### SHORT PROBLEM
Find the lines holding the string "eksen" in the data, then copy all of them.

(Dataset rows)
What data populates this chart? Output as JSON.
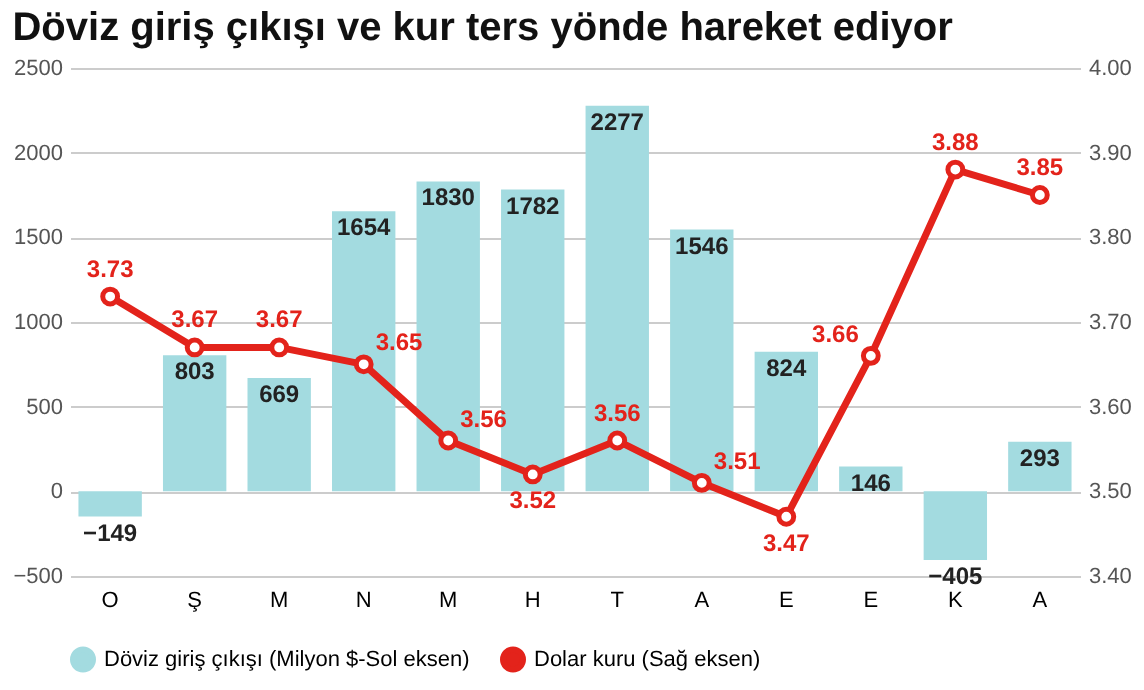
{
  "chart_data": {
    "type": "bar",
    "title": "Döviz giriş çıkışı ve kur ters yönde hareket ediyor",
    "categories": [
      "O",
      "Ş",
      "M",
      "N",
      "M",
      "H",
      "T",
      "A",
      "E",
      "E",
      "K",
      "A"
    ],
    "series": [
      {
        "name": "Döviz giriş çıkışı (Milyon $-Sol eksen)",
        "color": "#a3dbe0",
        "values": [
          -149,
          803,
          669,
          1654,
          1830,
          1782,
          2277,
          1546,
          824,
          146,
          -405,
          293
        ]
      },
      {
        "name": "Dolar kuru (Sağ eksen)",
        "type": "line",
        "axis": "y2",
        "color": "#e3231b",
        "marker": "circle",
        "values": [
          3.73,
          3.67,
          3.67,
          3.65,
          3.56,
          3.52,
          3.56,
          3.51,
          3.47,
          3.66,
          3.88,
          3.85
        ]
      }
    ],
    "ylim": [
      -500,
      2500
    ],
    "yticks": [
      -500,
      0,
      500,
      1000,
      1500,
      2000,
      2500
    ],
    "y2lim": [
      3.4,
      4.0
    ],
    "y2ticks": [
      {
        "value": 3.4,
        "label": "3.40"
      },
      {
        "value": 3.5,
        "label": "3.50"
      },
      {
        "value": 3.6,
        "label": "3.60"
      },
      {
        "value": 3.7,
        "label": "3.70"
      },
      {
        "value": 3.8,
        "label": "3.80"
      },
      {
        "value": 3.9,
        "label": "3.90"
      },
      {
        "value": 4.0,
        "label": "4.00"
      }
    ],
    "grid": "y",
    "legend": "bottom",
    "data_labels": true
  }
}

### TASK RESPONSE
        "name": "Döviz giriş çıkışı (Milyon $-Sol eksen)",
        "name": "Dolar kuru (Sağ eksen)",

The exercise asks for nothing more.